── EXCERPTED DATA ──

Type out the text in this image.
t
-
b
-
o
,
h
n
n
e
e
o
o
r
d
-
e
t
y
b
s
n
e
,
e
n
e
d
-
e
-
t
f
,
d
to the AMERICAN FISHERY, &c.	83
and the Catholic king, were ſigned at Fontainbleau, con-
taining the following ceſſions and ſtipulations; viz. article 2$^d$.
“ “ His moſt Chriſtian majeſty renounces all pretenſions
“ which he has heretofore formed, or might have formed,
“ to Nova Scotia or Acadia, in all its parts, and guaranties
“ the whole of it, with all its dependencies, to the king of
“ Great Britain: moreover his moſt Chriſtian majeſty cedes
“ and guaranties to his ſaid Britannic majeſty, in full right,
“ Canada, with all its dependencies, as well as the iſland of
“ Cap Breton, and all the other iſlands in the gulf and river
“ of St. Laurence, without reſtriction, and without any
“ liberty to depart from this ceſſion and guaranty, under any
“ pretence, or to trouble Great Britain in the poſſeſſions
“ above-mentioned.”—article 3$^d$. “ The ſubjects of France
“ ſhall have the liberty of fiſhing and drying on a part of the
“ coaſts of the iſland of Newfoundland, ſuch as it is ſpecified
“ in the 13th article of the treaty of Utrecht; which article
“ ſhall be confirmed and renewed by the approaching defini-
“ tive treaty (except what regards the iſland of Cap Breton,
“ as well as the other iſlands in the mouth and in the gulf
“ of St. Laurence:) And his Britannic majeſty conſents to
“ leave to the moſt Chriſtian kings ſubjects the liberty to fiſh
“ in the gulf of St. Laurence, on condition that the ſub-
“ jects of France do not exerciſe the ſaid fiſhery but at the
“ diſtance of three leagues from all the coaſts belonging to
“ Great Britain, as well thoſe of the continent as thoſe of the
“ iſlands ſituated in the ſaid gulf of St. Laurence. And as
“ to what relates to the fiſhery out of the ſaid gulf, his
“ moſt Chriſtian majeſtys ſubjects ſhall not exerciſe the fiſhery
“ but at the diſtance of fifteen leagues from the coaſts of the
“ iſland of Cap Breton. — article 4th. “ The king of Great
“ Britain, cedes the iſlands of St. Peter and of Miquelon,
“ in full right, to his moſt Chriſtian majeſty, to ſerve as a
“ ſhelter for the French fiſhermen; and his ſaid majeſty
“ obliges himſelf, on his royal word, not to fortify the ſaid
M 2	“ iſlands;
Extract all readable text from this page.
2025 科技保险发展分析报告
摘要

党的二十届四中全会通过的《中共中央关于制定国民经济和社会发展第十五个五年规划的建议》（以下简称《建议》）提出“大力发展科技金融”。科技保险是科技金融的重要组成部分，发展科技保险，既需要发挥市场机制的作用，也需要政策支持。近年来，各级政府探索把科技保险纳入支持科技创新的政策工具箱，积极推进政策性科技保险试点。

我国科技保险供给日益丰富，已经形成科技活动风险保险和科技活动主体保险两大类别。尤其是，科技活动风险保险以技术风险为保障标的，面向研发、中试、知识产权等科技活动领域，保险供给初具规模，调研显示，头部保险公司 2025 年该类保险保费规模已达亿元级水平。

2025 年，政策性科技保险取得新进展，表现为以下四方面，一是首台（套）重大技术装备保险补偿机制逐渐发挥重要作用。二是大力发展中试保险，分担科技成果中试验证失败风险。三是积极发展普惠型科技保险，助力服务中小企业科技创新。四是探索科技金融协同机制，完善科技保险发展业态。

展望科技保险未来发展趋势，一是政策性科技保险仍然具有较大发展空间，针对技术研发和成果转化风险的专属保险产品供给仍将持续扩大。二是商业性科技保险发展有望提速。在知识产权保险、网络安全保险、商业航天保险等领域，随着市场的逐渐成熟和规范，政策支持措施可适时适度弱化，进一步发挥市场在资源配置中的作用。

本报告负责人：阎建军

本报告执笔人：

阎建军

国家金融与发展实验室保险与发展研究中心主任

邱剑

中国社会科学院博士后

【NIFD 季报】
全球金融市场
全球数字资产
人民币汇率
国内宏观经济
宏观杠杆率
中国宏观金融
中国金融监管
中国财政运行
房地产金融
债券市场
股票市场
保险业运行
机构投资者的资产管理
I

───

WHAT TO DO >>
State how many lines of the listing hold the string "diſtance"; reply with the number and nothing else.

TASK RESULT >>
2